(What you need to do) In the material below, find each line holding the string "decoder" and copy it.

(Working data)
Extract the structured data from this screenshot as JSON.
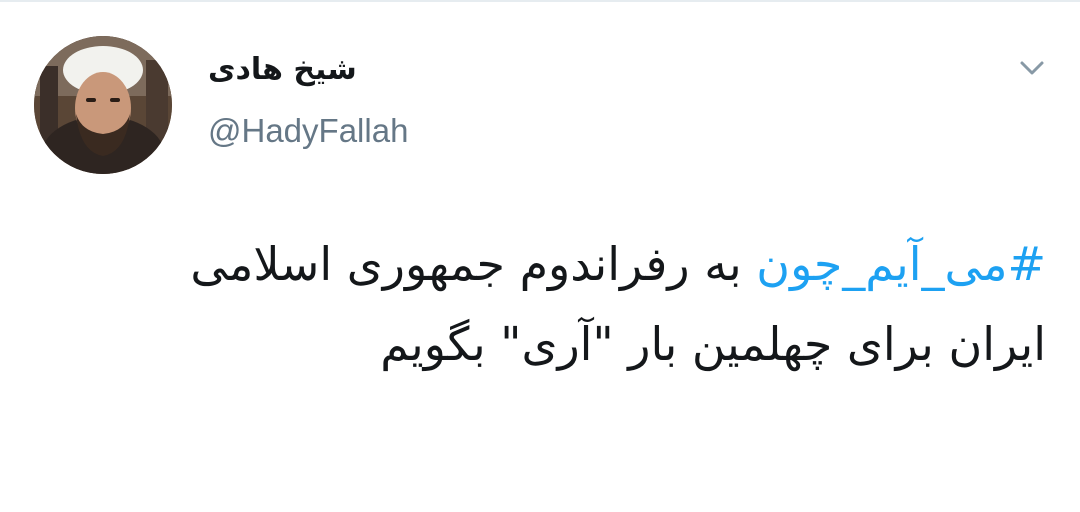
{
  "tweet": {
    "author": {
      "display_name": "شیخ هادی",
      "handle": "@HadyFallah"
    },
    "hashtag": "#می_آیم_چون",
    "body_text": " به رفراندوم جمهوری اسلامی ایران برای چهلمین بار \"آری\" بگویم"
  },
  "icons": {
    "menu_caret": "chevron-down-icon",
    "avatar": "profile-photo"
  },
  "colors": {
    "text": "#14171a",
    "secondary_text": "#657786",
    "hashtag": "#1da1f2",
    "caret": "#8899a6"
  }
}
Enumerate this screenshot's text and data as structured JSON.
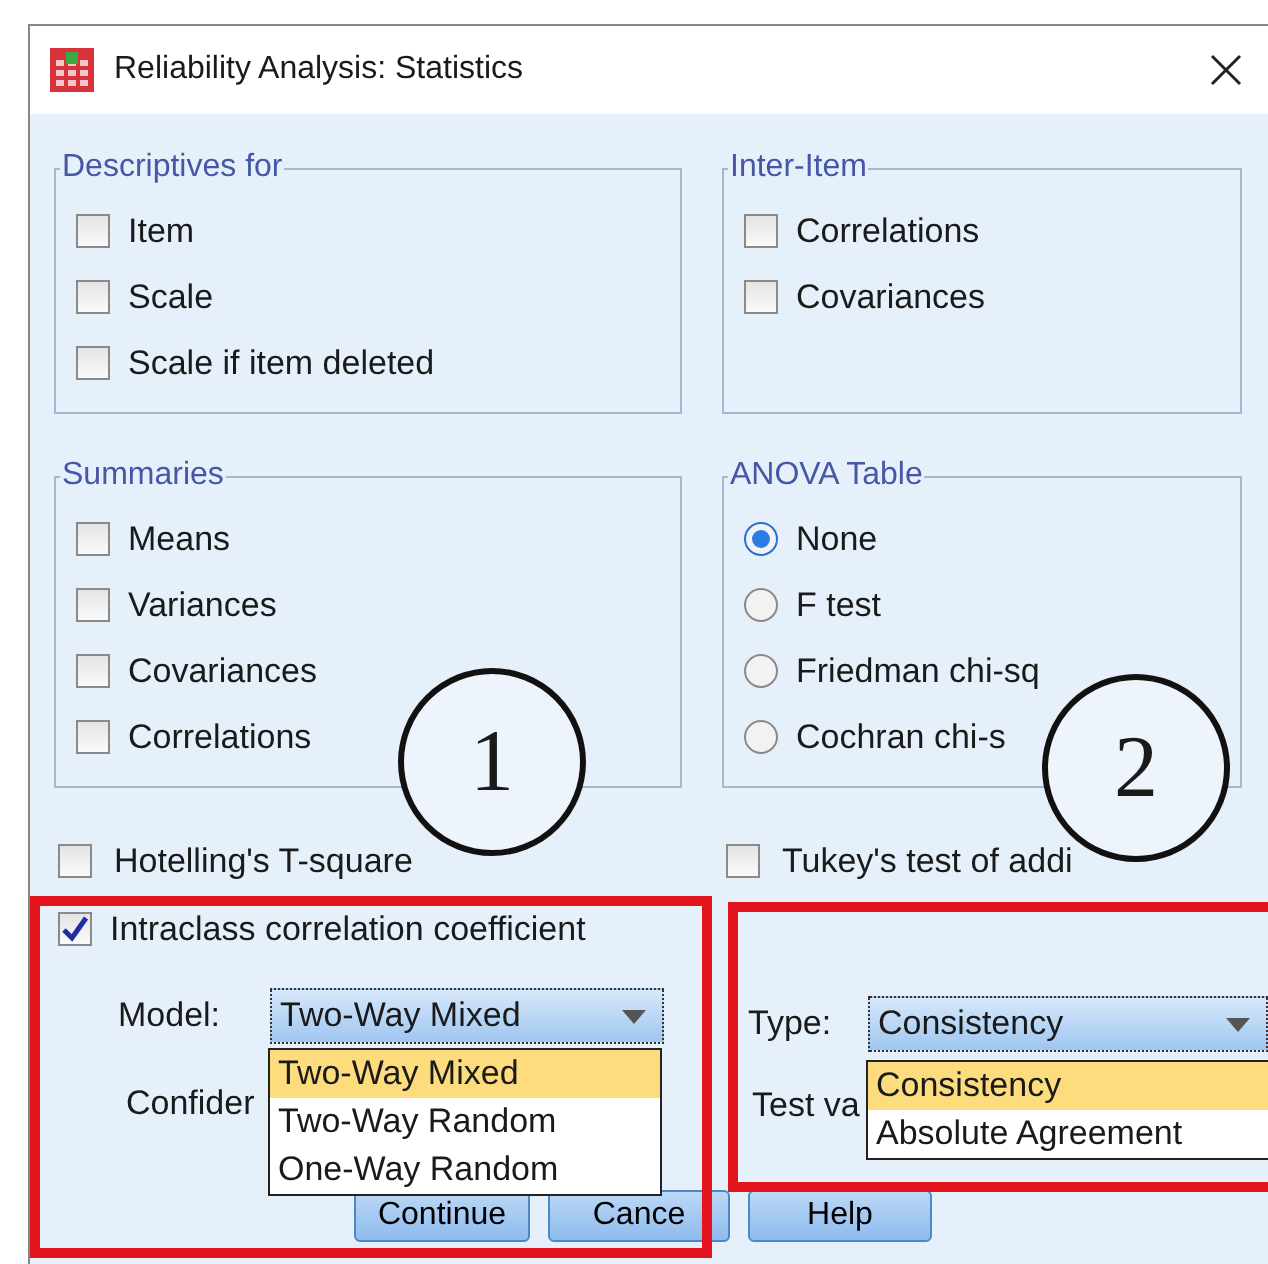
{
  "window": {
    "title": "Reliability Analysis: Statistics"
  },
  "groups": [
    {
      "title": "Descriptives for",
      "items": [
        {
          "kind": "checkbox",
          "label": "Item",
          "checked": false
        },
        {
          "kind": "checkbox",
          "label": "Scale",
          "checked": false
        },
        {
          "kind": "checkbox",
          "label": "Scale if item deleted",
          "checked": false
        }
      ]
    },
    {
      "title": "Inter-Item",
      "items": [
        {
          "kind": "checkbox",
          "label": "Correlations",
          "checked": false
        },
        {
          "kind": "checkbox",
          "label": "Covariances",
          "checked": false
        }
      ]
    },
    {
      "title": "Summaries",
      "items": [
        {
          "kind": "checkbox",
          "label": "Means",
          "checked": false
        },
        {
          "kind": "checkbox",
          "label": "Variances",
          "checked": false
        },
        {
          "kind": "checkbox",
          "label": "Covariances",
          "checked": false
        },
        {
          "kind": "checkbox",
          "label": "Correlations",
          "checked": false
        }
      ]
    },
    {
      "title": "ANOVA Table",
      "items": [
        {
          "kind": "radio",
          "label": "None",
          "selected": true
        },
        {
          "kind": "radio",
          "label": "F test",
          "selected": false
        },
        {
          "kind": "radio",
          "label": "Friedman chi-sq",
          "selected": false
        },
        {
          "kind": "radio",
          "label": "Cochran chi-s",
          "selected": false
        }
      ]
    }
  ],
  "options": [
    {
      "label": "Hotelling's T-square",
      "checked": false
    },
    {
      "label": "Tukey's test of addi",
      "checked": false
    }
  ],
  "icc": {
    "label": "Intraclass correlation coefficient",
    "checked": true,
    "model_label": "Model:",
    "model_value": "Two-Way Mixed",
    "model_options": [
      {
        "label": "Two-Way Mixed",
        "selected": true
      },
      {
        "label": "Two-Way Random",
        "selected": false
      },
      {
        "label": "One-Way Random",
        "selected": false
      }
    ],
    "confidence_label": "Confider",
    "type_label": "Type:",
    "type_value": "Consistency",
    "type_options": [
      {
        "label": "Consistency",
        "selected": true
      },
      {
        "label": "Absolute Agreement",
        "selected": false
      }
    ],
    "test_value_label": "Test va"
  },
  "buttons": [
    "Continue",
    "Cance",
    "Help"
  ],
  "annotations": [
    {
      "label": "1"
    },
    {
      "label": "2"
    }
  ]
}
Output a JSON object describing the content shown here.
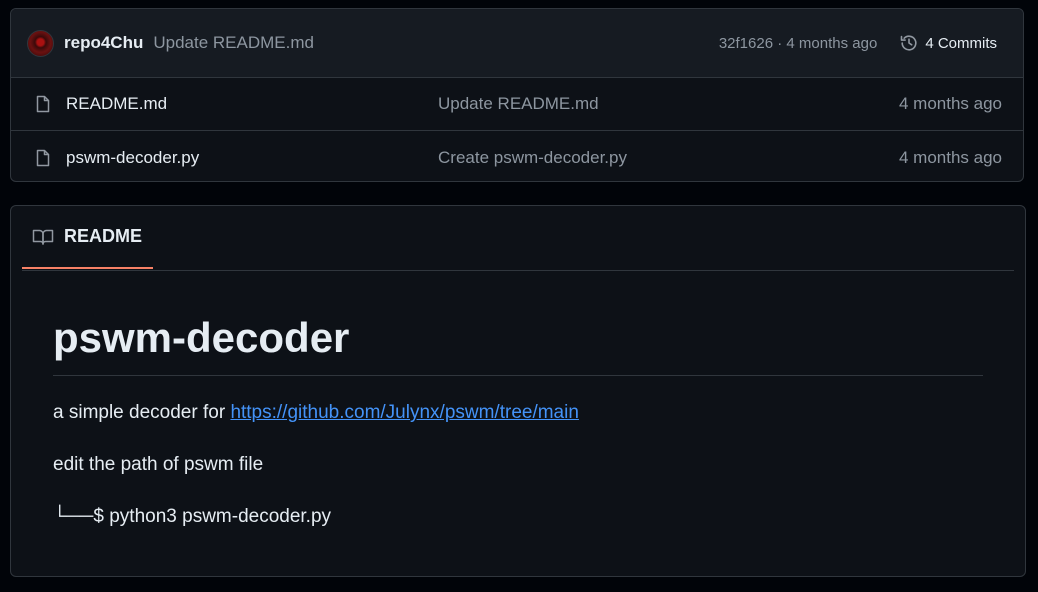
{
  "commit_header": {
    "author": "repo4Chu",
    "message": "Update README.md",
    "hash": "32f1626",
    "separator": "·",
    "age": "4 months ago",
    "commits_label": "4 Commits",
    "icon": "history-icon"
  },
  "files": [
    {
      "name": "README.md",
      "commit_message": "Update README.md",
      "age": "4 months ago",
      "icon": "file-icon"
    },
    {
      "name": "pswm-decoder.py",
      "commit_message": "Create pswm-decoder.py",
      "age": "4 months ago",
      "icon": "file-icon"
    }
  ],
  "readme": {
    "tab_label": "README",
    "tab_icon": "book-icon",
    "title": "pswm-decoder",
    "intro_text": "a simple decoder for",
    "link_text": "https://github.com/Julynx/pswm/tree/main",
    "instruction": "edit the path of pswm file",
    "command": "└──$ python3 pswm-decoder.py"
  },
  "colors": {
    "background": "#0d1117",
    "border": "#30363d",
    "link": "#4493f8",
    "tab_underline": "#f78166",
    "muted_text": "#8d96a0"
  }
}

(Expected answer)
      "name": "pswm-decoder.py",
      "commit_message": "Create pswm-decoder.py",
    "title": "pswm-decoder",
    "intro_text": "a simple decoder for",
    "command": "└──$ python3 pswm-decoder.py"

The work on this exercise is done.